• **Do this**: Reproduce all the entries precisely.

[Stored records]
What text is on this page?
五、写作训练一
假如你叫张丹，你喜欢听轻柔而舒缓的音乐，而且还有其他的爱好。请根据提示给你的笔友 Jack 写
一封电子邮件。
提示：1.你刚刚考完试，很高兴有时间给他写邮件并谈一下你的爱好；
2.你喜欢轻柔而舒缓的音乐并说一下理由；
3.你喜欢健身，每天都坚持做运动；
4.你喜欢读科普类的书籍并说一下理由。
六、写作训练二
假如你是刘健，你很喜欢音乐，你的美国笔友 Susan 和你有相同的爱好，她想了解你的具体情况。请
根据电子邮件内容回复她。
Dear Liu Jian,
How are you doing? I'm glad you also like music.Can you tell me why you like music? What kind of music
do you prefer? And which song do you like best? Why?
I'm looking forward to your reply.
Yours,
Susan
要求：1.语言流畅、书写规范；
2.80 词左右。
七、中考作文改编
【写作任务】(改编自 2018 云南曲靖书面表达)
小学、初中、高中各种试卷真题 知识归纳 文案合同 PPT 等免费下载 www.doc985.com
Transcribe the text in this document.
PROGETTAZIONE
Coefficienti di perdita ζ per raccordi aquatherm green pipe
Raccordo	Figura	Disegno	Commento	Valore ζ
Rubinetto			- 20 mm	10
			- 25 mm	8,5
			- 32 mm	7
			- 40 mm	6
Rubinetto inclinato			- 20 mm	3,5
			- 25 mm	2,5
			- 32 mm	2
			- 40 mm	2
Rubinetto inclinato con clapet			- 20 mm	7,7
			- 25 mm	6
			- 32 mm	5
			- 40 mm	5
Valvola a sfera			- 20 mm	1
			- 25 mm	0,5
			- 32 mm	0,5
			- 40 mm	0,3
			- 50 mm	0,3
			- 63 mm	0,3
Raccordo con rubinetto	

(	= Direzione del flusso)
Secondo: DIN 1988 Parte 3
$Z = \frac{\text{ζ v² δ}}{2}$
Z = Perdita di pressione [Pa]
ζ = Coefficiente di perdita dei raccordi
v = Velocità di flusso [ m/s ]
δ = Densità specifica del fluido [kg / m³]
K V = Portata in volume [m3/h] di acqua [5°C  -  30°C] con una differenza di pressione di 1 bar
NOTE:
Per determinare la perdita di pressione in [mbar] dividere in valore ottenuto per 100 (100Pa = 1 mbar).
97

• **Final result**:
What text is on this page?
五、写作训练一
假如你叫张丹，你喜欢听轻柔而舒缓的音乐，而且还有其他的爱好。请根据提示给你的笔友 Jack 写
一封电子邮件。
提示：1.你刚刚考完试，很高兴有时间给他写邮件并谈一下你的爱好；
2.你喜欢轻柔而舒缓的音乐并说一下理由；
3.你喜欢健身，每天都坚持做运动；
4.你喜欢读科普类的书籍并说一下理由。
六、写作训练二
假如你是刘健，你很喜欢音乐，你的美国笔友 Susan 和你有相同的爱好，她想了解你的具体情况。请
根据电子邮件内容回复她。
Dear Liu Jian,
How are you doing? I'm glad you also like music.Can you tell me why you like music? What kind of music
do you prefer? And which song do you like best? Why?
I'm looking forward to your reply.
Yours,
Susan
要求：1.语言流畅、书写规范；
2.80 词左右。
七、中考作文改编
【写作任务】(改编自 2018 云南曲靖书面表达)
小学、初中、高中各种试卷真题 知识归纳 文案合同 PPT 等免费下载 www.doc985.com
Transcribe the text in this document.
PROGETTAZIONE
Coefficienti di perdita ζ per raccordi aquatherm green pipe
Raccordo	Figura	Disegno	Commento	Valore ζ
Rubinetto			- 20 mm	10
			- 25 mm	8,5
			- 32 mm	7
			- 40 mm	6
Rubinetto inclinato			- 20 mm	3,5
			- 25 mm	2,5
			- 32 mm	2
			- 40 mm	2
Rubinetto inclinato con clapet			- 20 mm	7,7
			- 25 mm	6
			- 32 mm	5
			- 40 mm	5
Valvola a sfera			- 20 mm	1
			- 25 mm	0,5
			- 32 mm	0,5
			- 40 mm	0,3
			- 50 mm	0,3
			- 63 mm	0,3
Raccordo con rubinetto	

(	= Direzione del flusso)
Secondo: DIN 1988 Parte 3
$Z = \frac{\text{ζ v² δ}}{2}$
Z = Perdita di pressione [Pa]
ζ = Coefficiente di perdita dei raccordi
v = Velocità di flusso [ m/s ]
δ = Densità specifica del fluido [kg / m³]
K V = Portata in volume [m3/h] di acqua [5°C  -  30°C] con una differenza di pressione di 1 bar
NOTE:
Per determinare la perdita di pressione in [mbar] dividere in valore ottenuto per 100 (100Pa = 1 mbar).
97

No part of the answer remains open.